Records from a collection of figures:
------------------------------------

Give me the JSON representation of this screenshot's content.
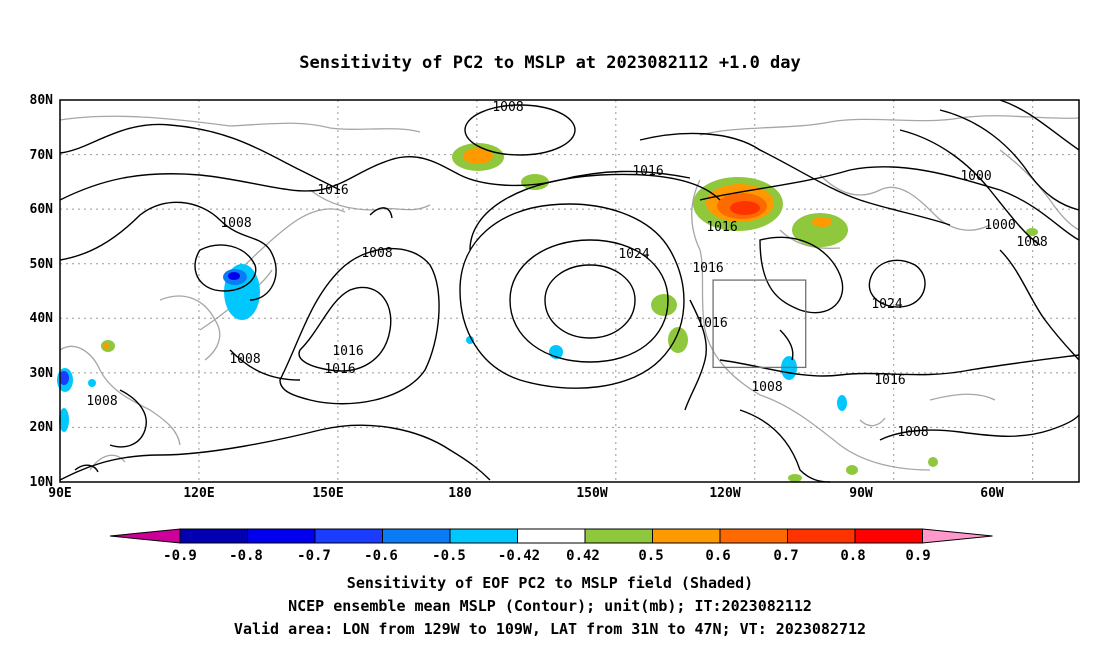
{
  "title": "Sensitivity of PC2 to MSLP at 2023082112 +1.0 day",
  "lat_labels": [
    "80N",
    "70N",
    "60N",
    "50N",
    "40N",
    "30N",
    "20N",
    "10N"
  ],
  "lon_labels": [
    "90E",
    "120E",
    "150E",
    "180",
    "150W",
    "120W",
    "90W",
    "60W"
  ],
  "isobar_labels": [
    "1008",
    "1016",
    "1016",
    "1008",
    "1008",
    "1016",
    "1024",
    "1016",
    "1016",
    "1000",
    "1000",
    "1008",
    "1016",
    "1016",
    "1016",
    "1024",
    "1008",
    "1016",
    "1008",
    "1008",
    "1008"
  ],
  "colorbar": {
    "labels": [
      "-0.9",
      "-0.8",
      "-0.7",
      "-0.6",
      "-0.5",
      "-0.42",
      "0.42",
      "0.5",
      "0.6",
      "0.7",
      "0.8",
      "0.9"
    ],
    "colors": [
      "#cc0099",
      "#0000b0",
      "#0000ee",
      "#1a3cff",
      "#0a7af5",
      "#00c8ff",
      "#ffffff",
      "#8fc83c",
      "#ff9900",
      "#ff6a00",
      "#ff3300",
      "#ff0000",
      "#ff99cc"
    ]
  },
  "captions": {
    "line1": "Sensitivity of EOF PC2 to MSLP field (Shaded)",
    "line2": "NCEP ensemble mean MSLP (Contour); unit(mb); IT:2023082112",
    "line3": "Valid area: LON from 129W to 109W, LAT from 31N to 47N; VT: 2023082712"
  },
  "valid_area": {
    "lon": [
      -129,
      -109
    ],
    "lat": [
      31,
      47
    ]
  },
  "map_extent": {
    "lon": [
      90,
      310
    ],
    "lat": [
      10,
      80
    ]
  }
}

------------------------------------

▶ [Task description]
Read the data above. Pull out each line in which the string "MSLP" appears.

▶ [Result for this exercise]
  "title": "Sensitivity of PC2 to MSLP at 2023082112 +1.0 day",
    "line1": "Sensitivity of EOF PC2 to MSLP field (Shaded)",
    "line2": "NCEP ensemble mean MSLP (Contour); unit(mb); IT:2023082112",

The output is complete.